━━ Records for the task ━━

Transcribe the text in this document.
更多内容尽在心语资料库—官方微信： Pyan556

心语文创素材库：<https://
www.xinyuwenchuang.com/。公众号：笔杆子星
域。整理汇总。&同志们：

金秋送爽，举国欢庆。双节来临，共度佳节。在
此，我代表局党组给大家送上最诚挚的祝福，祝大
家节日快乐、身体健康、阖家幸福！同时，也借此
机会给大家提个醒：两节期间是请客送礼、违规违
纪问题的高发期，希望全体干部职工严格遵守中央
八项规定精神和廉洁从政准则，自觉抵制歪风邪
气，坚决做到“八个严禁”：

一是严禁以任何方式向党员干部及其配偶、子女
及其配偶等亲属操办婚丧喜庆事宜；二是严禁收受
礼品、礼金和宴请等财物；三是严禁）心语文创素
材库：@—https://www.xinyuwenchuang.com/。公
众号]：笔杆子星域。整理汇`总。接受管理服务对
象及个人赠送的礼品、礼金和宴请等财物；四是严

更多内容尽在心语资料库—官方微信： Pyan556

━━━

What you will do: Transcribe all of the lines in the records precisely.

Expected answer:
Transcribe the text in this document.
更多内容尽在心语资料库—官方微信： Pyan556

心语文创素材库：<https://
www.xinyuwenchuang.com/。公众号：笔杆子星
域。整理汇总。&同志们：

金秋送爽，举国欢庆。双节来临，共度佳节。在
此，我代表局党组给大家送上最诚挚的祝福，祝大
家节日快乐、身体健康、阖家幸福！同时，也借此
机会给大家提个醒：两节期间是请客送礼、违规违
纪问题的高发期，希望全体干部职工严格遵守中央
八项规定精神和廉洁从政准则，自觉抵制歪风邪
气，坚决做到“八个严禁”：

一是严禁以任何方式向党员干部及其配偶、子女
及其配偶等亲属操办婚丧喜庆事宜；二是严禁收受
礼品、礼金和宴请等财物；三是严禁）心语文创素
材库：@—https://www.xinyuwenchuang.com/。公
众号]：笔杆子星域。整理汇`总。接受管理服务对
象及个人赠送的礼品、礼金和宴请等财物；四是严

更多内容尽在心语资料库—官方微信： Pyan556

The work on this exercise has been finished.